THE REQUEST: Transcribe every line of the listing below without any deviation.

GIVEN DATA:

####

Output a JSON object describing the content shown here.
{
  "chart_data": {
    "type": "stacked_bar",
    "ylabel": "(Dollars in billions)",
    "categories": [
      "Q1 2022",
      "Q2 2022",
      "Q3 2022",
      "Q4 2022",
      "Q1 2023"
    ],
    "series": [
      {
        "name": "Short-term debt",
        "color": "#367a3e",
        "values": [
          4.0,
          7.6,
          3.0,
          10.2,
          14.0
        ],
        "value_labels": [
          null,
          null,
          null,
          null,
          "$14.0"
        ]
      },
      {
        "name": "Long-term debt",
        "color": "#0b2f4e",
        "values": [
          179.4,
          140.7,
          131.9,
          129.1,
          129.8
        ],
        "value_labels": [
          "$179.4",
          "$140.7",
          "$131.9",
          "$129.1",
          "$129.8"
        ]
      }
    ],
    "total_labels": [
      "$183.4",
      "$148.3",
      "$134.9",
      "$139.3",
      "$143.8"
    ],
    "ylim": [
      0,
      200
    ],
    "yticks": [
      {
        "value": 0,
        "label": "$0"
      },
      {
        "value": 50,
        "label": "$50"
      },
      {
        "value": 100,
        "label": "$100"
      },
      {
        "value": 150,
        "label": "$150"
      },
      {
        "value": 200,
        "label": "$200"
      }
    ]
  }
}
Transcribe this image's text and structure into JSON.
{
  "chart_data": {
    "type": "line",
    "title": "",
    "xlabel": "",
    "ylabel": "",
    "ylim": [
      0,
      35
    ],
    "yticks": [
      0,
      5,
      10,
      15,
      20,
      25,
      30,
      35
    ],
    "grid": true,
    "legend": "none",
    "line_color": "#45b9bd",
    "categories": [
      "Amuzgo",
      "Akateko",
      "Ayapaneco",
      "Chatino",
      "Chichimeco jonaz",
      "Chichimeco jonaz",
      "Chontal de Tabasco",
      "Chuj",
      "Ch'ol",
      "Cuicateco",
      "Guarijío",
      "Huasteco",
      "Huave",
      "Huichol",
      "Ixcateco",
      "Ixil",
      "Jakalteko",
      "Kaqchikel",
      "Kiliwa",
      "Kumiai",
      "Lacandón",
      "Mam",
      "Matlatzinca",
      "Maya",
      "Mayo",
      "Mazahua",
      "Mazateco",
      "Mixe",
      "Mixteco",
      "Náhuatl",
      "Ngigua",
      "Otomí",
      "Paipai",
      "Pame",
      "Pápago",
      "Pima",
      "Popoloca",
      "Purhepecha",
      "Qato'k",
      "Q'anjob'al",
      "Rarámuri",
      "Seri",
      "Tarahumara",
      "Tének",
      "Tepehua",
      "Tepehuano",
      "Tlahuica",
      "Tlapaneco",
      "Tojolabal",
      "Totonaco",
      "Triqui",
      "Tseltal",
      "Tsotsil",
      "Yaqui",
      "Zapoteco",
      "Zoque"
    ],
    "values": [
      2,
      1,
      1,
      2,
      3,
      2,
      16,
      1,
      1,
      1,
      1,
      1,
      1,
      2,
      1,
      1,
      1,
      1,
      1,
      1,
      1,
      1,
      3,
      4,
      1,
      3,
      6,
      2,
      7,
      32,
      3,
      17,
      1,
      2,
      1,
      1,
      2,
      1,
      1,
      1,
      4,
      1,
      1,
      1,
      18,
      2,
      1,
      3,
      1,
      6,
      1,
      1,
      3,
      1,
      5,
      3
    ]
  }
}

####

RESPONSE TO THE TASK:
Output a JSON object describing the content shown here.
{
  "chart_data": {
    "type": "stacked_bar",
    "ylabel": "(Dollars in billions)",
    "categories": [
      "Q1 2022",
      "Q2 2022",
      "Q3 2022",
      "Q4 2022",
      "Q1 2023"
    ],
    "series": [
      {
        "name": "Short-term debt",
        "color": "#367a3e",
        "values": [
          4.0,
          7.6,
          3.0,
          10.2,
          14.0
        ],
        "value_labels": [
          null,
          null,
          null,
          null,
          "$14.0"
        ]
      },
      {
        "name": "Long-term debt",
        "color": "#0b2f4e",
        "values": [
          179.4,
          140.7,
          131.9,
          129.1,
          129.8
        ],
        "value_labels": [
          "$179.4",
          "$140.7",
          "$131.9",
          "$129.1",
          "$129.8"
        ]
      }
    ],
    "total_labels": [
      "$183.4",
      "$148.3",
      "$134.9",
      "$139.3",
      "$143.8"
    ],
    "ylim": [
      0,
      200
    ],
    "yticks": [
      {
        "value": 0,
        "label": "$0"
      },
      {
        "value": 50,
        "label": "$50"
      },
      {
        "value": 100,
        "label": "$100"
      },
      {
        "value": 150,
        "label": "$150"
      },
      {
        "value": 200,
        "label": "$200"
      }
    ]
  }
}
Transcribe this image's text and structure into JSON.
{
  "chart_data": {
    "type": "line",
    "title": "",
    "xlabel": "",
    "ylabel": "",
    "ylim": [
      0,
      35
    ],
    "yticks": [
      0,
      5,
      10,
      15,
      20,
      25,
      30,
      35
    ],
    "grid": true,
    "legend": "none",
    "line_color": "#45b9bd",
    "categories": [
      "Amuzgo",
      "Akateko",
      "Ayapaneco",
      "Chatino",
      "Chichimeco jonaz",
      "Chichimeco jonaz",
      "Chontal de Tabasco",
      "Chuj",
      "Ch'ol",
      "Cuicateco",
      "Guarijío",
      "Huasteco",
      "Huave",
      "Huichol",
      "Ixcateco",
      "Ixil",
      "Jakalteko",
      "Kaqchikel",
      "Kiliwa",
      "Kumiai",
      "Lacandón",
      "Mam",
      "Matlatzinca",
      "Maya",
      "Mayo",
      "Mazahua",
      "Mazateco",
      "Mixe",
      "Mixteco",
      "Náhuatl",
      "Ngigua",
      "Otomí",
      "Paipai",
      "Pame",
      "Pápago",
      "Pima",
      "Popoloca",
      "Purhepecha",
      "Qato'k",
      "Q'anjob'al",
      "Rarámuri",
      "Seri",
      "Tarahumara",
      "Tének",
      "Tepehua",
      "Tepehuano",
      "Tlahuica",
      "Tlapaneco",
      "Tojolabal",
      "Totonaco",
      "Triqui",
      "Tseltal",
      "Tsotsil",
      "Yaqui",
      "Zapoteco",
      "Zoque"
    ],
    "values": [
      2,
      1,
      1,
      2,
      3,
      2,
      16,
      1,
      1,
      1,
      1,
      1,
      1,
      2,
      1,
      1,
      1,
      1,
      1,
      1,
      1,
      1,
      3,
      4,
      1,
      3,
      6,
      2,
      7,
      32,
      3,
      17,
      1,
      2,
      1,
      1,
      2,
      1,
      1,
      1,
      4,
      1,
      1,
      1,
      18,
      2,
      1,
      3,
      1,
      6,
      1,
      1,
      3,
      1,
      5,
      3
    ]
  }
}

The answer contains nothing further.